#### [Texte fourni]
··········

Par une belle journée estivale, nous effectuons ce 20 juin 2018, avec un guide de l'office du tourisme de Grenoble une visite des salons de réception de la Préfecture de l'Isère.
Mon article s'inspire des commentaires de cet excellent guide.
La préfecture est située place de Verdun à Grenoble.
Jusqu'en 1866, elle partageait avec la mairie les locaux de l'hôtel Lesdiguières.
En 1857, l'idée est avancée de construire une nouvelle préfecture et une nouvelle mairie à l'emplacement de l'hôtel de Lesdiguières dans le bois du jardin de ville.
Ce projet n'est pas retenu et le Conseil Général dans sa séance du 26 août 1857 décide de construire la nouvelle préfecture sur la place d'Armes qui prendra en 1870 le nom de place de la Constitution, puis de place de Verdun.
Elle a été construite de 1861 à 1866, sous le Second Empire par l'architecte parisien Charles Questel.
Le premier préfet à prendre ses fonctions dans ce bâtiment a été Daniel Pastoureau en décembre 1866.
Elle est de style Néoclassique et est partiellement classée au monument historique depuis 1998 et inscrite depuis 1995.
Sur la façade, figurent des bustes sculptés pour la plupart par Aimé Charles Irvoy.
(Aimé Charles Irvoy, (1824-1898) est un sculpteur français qui a vécu, travaillé et est mort à Grenoble.)

··········

#### [Entrées présentées]

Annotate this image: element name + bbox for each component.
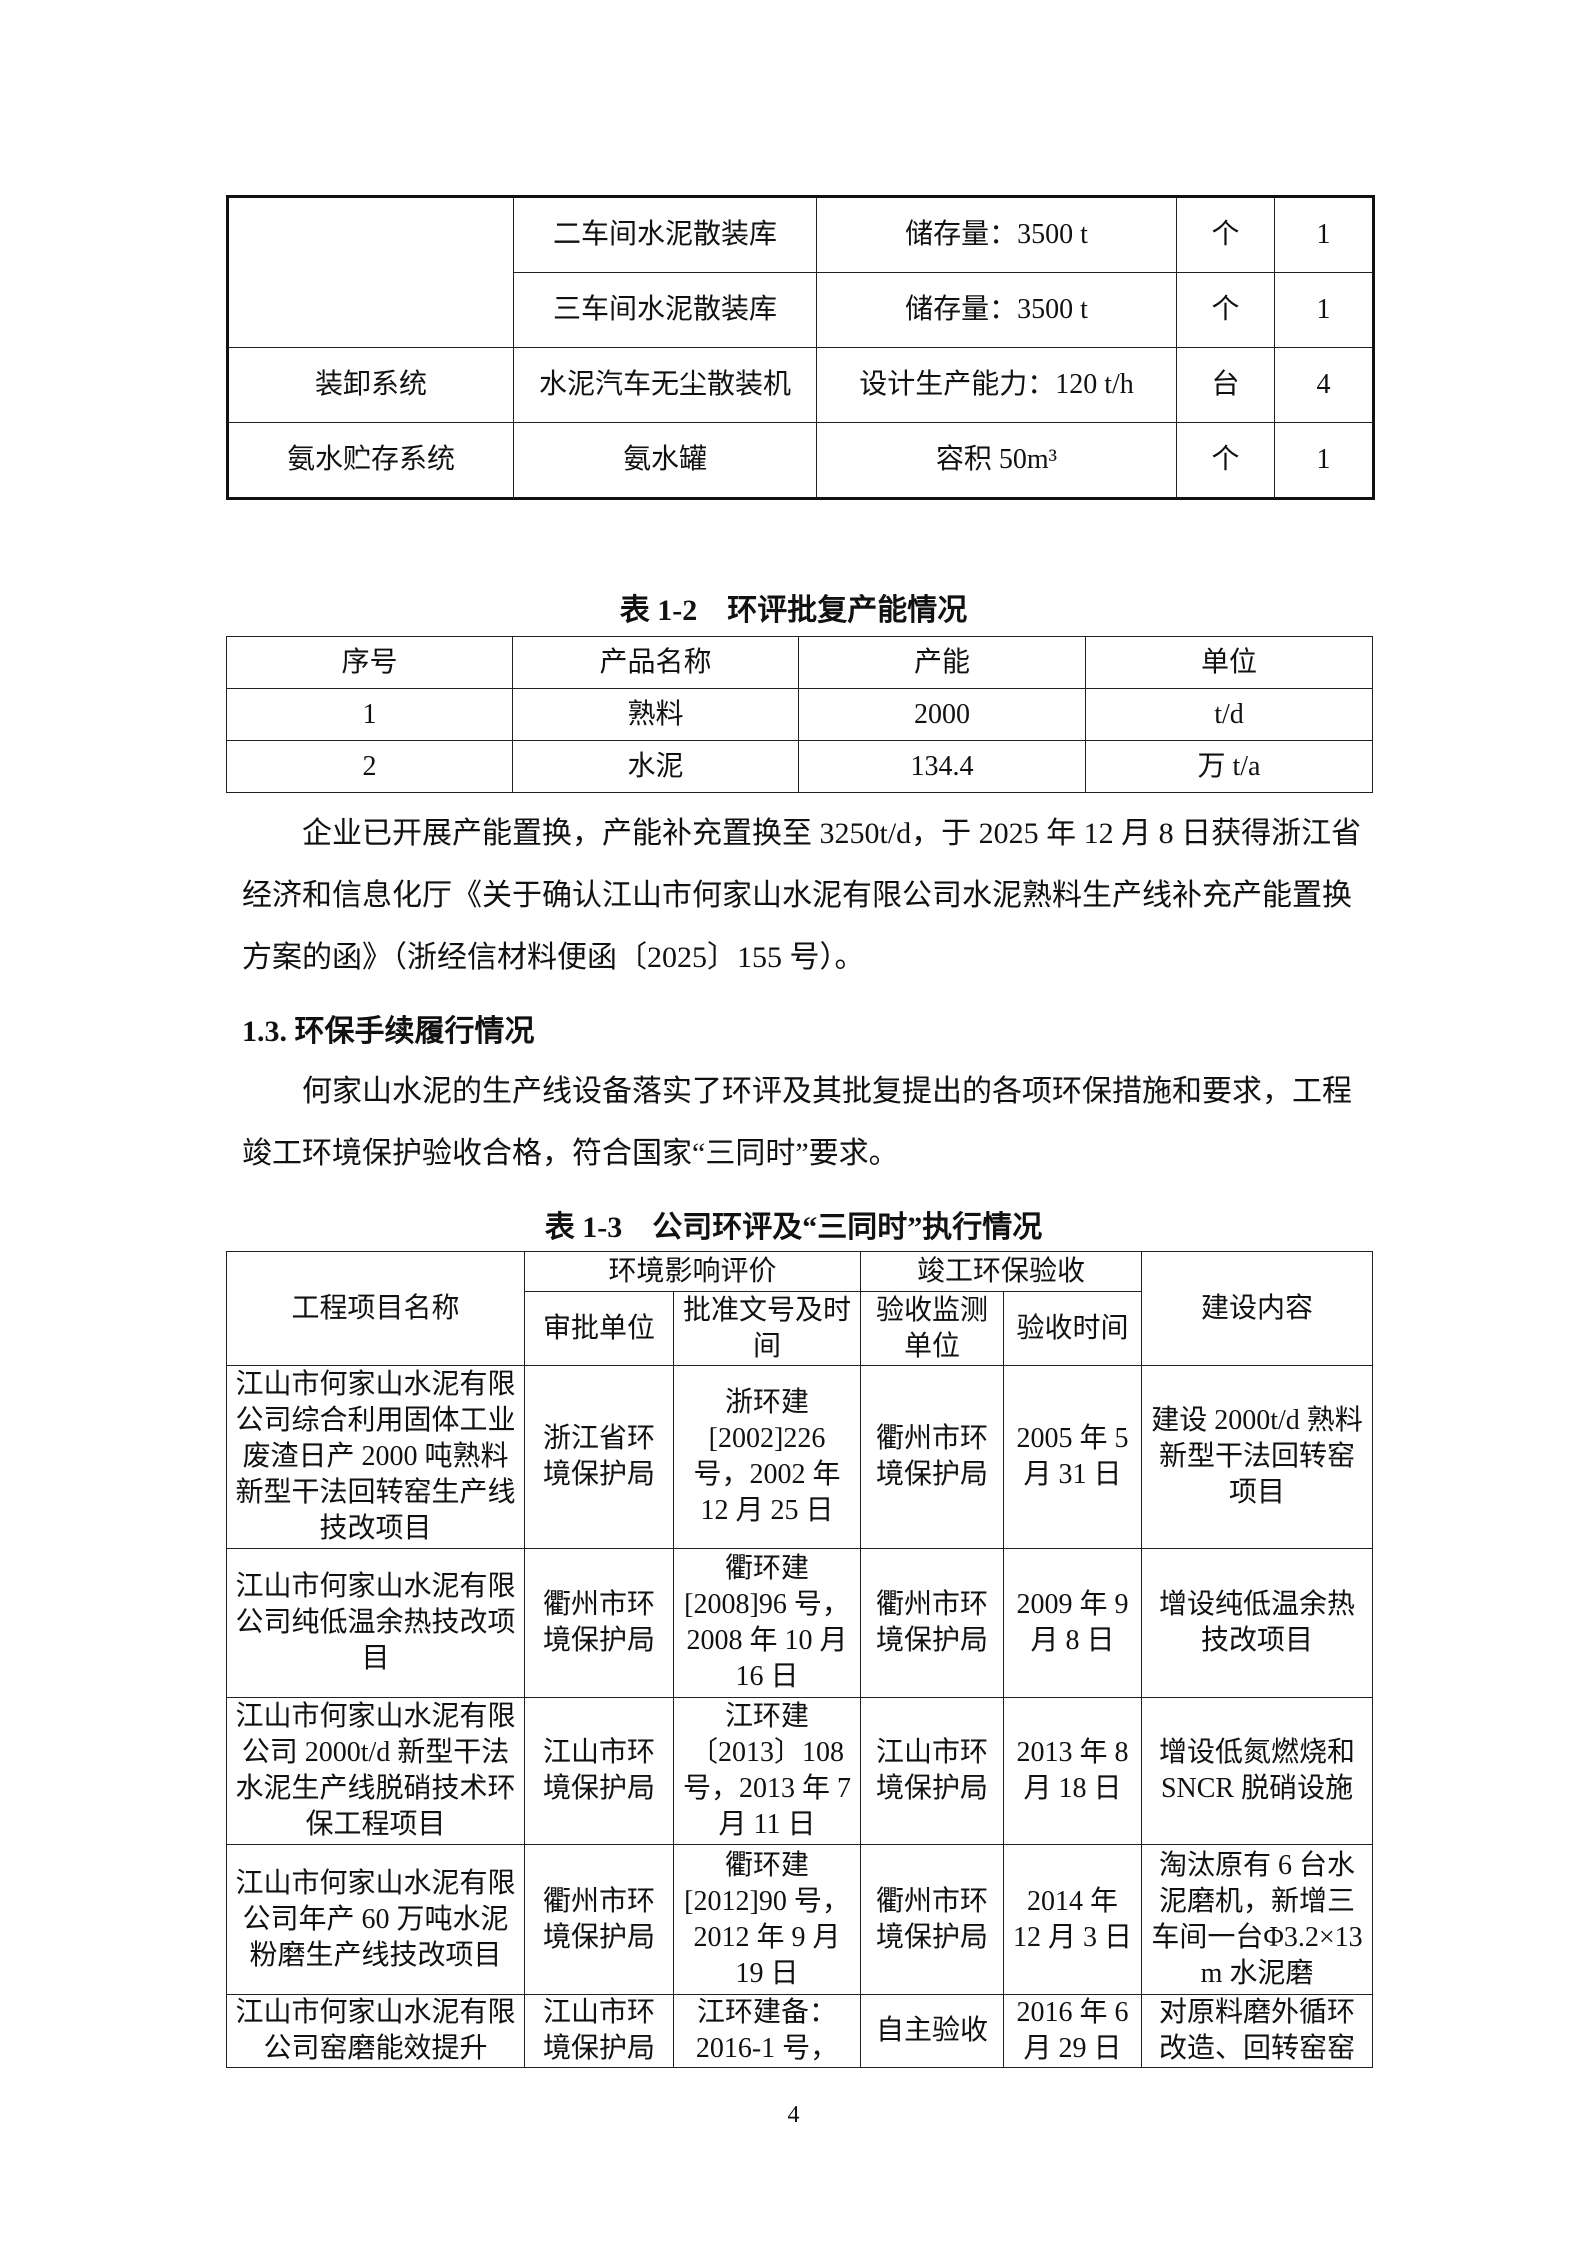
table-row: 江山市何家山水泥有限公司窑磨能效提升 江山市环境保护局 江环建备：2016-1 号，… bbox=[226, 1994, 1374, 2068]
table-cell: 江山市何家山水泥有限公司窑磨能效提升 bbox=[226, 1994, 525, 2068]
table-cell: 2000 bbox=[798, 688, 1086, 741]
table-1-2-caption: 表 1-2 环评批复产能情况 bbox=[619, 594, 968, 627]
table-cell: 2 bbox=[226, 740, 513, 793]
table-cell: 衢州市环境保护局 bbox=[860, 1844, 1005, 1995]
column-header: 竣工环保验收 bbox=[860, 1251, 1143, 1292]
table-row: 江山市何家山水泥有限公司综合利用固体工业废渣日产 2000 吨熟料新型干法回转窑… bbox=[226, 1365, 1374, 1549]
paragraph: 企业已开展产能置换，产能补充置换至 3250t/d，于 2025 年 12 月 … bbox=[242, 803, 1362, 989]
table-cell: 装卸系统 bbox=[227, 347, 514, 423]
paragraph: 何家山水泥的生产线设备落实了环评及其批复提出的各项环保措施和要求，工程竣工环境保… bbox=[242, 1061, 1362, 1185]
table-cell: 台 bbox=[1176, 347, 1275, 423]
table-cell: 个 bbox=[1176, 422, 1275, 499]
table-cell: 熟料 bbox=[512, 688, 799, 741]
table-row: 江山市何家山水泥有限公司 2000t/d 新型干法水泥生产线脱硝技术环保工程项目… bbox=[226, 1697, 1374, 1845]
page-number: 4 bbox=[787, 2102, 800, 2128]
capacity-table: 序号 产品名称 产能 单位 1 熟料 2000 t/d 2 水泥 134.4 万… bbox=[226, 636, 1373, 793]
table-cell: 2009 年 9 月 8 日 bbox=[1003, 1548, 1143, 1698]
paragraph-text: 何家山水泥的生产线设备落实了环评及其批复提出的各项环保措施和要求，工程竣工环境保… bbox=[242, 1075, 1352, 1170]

··········

#### [Exercices à réaliser]
a) Relevez, dans le texte fourni, tous les noms successifs qu'a portés la place où se dresse la nouvelle préfecture.
b) Reformulez sous forme de liste le paragraphe du texte fourni qui commence par « Par une belle journée estivale », en conservant ses faits principaux.
c) D'après le texte fourni, qui fut le premier préfet à exercer ses fonctions dans ce bâtiment ?
Les entrées n'ont aucun lien avec le texte fourni.

#### [Réponses attendues]
a) Place d'Armes, place de la Constitution, place de Verdun.

b)
- Date : 20 juin 2018
- Accompagnement : un guide de l'office du tourisme de Grenoble
- Objet : visite des salons de réception de la Préfecture de l'Isère

c) Daniel Pastoureau, en décembre 1866.